Exactly how many lines have the word "page"? Answer with the bare number.

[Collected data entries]

>>>>>

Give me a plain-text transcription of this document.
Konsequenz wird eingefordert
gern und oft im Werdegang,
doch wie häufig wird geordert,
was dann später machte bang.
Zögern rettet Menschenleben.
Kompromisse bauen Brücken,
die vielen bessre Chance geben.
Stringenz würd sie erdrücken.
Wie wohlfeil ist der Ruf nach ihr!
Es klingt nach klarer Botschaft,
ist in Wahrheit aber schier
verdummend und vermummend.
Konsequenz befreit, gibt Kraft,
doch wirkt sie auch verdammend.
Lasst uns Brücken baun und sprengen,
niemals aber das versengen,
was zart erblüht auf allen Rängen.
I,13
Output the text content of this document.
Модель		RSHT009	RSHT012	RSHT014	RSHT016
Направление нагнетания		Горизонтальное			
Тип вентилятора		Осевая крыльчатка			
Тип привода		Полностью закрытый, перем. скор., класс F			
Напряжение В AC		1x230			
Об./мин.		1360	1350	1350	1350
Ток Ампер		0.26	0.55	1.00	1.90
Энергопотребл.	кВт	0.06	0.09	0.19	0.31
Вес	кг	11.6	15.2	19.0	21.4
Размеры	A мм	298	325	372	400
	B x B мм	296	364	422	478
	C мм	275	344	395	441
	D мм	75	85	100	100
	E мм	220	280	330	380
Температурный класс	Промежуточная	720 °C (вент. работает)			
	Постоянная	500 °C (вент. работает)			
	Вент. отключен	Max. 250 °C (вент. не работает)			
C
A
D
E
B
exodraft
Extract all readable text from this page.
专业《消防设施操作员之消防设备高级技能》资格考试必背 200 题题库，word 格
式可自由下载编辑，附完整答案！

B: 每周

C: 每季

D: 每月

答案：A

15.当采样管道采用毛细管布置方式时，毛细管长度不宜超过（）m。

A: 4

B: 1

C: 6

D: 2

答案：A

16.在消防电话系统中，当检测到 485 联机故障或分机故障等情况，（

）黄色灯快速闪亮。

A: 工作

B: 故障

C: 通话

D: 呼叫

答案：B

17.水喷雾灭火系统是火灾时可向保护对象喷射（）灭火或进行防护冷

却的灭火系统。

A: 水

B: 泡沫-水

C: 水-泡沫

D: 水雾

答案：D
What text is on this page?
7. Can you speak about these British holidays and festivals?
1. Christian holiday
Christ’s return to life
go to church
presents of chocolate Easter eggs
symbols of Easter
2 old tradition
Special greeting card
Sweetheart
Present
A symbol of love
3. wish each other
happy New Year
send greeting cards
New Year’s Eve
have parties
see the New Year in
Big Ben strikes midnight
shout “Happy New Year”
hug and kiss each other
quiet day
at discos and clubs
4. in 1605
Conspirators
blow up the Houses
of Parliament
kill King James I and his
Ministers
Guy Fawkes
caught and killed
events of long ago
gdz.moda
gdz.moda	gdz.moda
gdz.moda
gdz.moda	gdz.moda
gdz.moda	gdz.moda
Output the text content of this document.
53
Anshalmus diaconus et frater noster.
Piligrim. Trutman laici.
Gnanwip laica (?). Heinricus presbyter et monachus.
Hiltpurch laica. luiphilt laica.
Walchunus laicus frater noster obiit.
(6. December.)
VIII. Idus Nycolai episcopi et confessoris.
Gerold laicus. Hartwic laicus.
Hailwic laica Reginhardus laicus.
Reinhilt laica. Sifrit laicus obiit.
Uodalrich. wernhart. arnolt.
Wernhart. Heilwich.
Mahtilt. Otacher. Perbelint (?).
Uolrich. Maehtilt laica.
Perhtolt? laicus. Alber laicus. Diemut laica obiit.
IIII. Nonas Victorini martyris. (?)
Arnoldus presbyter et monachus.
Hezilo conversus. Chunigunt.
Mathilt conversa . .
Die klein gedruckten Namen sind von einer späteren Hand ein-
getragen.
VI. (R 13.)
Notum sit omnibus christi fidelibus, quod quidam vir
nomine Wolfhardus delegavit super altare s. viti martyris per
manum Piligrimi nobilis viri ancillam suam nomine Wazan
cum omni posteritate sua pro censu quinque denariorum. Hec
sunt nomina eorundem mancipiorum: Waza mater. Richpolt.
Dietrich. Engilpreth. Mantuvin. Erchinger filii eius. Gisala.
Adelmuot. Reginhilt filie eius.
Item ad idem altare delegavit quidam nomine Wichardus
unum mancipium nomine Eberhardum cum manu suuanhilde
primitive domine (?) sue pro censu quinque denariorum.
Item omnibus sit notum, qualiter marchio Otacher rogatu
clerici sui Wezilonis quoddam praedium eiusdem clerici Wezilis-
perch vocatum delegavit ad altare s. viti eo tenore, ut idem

<<<<<

Reply to the task
2